Task to complete
Write out the whole listing exactly as it stands.

Given data
---
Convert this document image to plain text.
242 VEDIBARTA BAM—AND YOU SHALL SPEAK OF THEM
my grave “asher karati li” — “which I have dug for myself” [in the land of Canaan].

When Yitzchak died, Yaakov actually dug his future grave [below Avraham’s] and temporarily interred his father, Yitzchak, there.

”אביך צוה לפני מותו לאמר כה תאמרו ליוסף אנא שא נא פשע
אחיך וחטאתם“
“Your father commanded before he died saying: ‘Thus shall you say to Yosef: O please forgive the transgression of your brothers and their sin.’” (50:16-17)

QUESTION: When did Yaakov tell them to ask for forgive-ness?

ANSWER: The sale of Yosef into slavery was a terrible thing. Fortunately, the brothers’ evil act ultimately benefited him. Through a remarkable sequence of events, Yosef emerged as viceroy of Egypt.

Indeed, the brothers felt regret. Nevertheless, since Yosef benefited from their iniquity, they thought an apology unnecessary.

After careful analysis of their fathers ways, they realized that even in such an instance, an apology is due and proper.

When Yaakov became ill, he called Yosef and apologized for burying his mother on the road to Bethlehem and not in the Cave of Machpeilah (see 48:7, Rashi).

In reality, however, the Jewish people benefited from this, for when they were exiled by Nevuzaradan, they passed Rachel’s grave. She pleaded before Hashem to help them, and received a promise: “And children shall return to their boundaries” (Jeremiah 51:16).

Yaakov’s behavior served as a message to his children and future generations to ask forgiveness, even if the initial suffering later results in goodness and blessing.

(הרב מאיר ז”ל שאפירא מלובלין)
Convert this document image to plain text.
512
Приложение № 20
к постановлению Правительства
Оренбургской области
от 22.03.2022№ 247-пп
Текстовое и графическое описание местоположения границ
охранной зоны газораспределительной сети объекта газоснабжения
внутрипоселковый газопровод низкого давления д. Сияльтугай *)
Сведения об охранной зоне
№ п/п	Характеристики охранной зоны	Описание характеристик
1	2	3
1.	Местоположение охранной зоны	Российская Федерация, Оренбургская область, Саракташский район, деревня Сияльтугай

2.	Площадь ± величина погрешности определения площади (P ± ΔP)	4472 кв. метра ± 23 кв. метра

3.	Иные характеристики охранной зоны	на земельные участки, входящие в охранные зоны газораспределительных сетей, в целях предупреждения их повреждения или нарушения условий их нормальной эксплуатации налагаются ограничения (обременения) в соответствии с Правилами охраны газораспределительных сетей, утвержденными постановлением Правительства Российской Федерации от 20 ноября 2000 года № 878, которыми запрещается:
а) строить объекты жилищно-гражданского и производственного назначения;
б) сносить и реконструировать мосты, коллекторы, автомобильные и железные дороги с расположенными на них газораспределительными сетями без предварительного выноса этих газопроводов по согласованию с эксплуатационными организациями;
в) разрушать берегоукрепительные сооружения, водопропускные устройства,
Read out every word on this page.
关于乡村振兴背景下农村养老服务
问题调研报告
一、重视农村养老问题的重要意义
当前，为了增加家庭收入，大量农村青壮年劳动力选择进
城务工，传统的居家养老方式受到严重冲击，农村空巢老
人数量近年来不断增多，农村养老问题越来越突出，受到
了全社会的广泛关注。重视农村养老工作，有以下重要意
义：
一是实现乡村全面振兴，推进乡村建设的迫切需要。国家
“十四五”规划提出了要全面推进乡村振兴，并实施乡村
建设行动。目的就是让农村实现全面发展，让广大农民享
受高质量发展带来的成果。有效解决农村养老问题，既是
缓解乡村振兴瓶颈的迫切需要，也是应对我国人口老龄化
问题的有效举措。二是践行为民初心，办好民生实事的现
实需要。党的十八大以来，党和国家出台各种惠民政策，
---
Expected answer
Convert this document image to plain text.
242 VEDIBARTA BAM—AND YOU SHALL SPEAK OF THEM
my grave “asher karati li” — “which I have dug for myself” [in the land of Canaan].

When Yitzchak died, Yaakov actually dug his future grave [below Avraham’s] and temporarily interred his father, Yitzchak, there.

”אביך צוה לפני מותו לאמר כה תאמרו ליוסף אנא שא נא פשע
אחיך וחטאתם“
“Your father commanded before he died saying: ‘Thus shall you say to Yosef: O please forgive the transgression of your brothers and their sin.’” (50:16-17)

QUESTION: When did Yaakov tell them to ask for forgive-ness?

ANSWER: The sale of Yosef into slavery was a terrible thing. Fortunately, the brothers’ evil act ultimately benefited him. Through a remarkable sequence of events, Yosef emerged as viceroy of Egypt.

Indeed, the brothers felt regret. Nevertheless, since Yosef benefited from their iniquity, they thought an apology unnecessary.

After careful analysis of their fathers ways, they realized that even in such an instance, an apology is due and proper.

When Yaakov became ill, he called Yosef and apologized for burying his mother on the road to Bethlehem and not in the Cave of Machpeilah (see 48:7, Rashi).

In reality, however, the Jewish people benefited from this, for when they were exiled by Nevuzaradan, they passed Rachel’s grave. She pleaded before Hashem to help them, and received a promise: “And children shall return to their boundaries” (Jeremiah 51:16).

Yaakov’s behavior served as a message to his children and future generations to ask forgiveness, even if the initial suffering later results in goodness and blessing.

(הרב מאיר ז”ל שאפירא מלובלין)
Convert this document image to plain text.
512
Приложение № 20
к постановлению Правительства
Оренбургской области
от 22.03.2022№ 247-пп
Текстовое и графическое описание местоположения границ
охранной зоны газораспределительной сети объекта газоснабжения
внутрипоселковый газопровод низкого давления д. Сияльтугай *)
Сведения об охранной зоне
№ п/п	Характеристики охранной зоны	Описание характеристик
1	2	3
1.	Местоположение охранной зоны	Российская Федерация, Оренбургская область, Саракташский район, деревня Сияльтугай

2.	Площадь ± величина погрешности определения площади (P ± ΔP)	4472 кв. метра ± 23 кв. метра

3.	Иные характеристики охранной зоны	на земельные участки, входящие в охранные зоны газораспределительных сетей, в целях предупреждения их повреждения или нарушения условий их нормальной эксплуатации налагаются ограничения (обременения) в соответствии с Правилами охраны газораспределительных сетей, утвержденными постановлением Правительства Российской Федерации от 20 ноября 2000 года № 878, которыми запрещается:
а) строить объекты жилищно-гражданского и производственного назначения;
б) сносить и реконструировать мосты, коллекторы, автомобильные и железные дороги с расположенными на них газораспределительными сетями без предварительного выноса этих газопроводов по согласованию с эксплуатационными организациями;
в) разрушать берегоукрепительные сооружения, водопропускные устройства,
Read out every word on this page.
关于乡村振兴背景下农村养老服务
问题调研报告
一、重视农村养老问题的重要意义
当前，为了增加家庭收入，大量农村青壮年劳动力选择进
城务工，传统的居家养老方式受到严重冲击，农村空巢老
人数量近年来不断增多，农村养老问题越来越突出，受到
了全社会的广泛关注。重视农村养老工作，有以下重要意
义：
一是实现乡村全面振兴，推进乡村建设的迫切需要。国家
“十四五”规划提出了要全面推进乡村振兴，并实施乡村
建设行动。目的就是让农村实现全面发展，让广大农民享
受高质量发展带来的成果。有效解决农村养老问题，既是
缓解乡村振兴瓶颈的迫切需要，也是应对我国人口老龄化
问题的有效举措。二是践行为民初心，办好民生实事的现
实需要。党的十八大以来，党和国家出台各种惠民政策，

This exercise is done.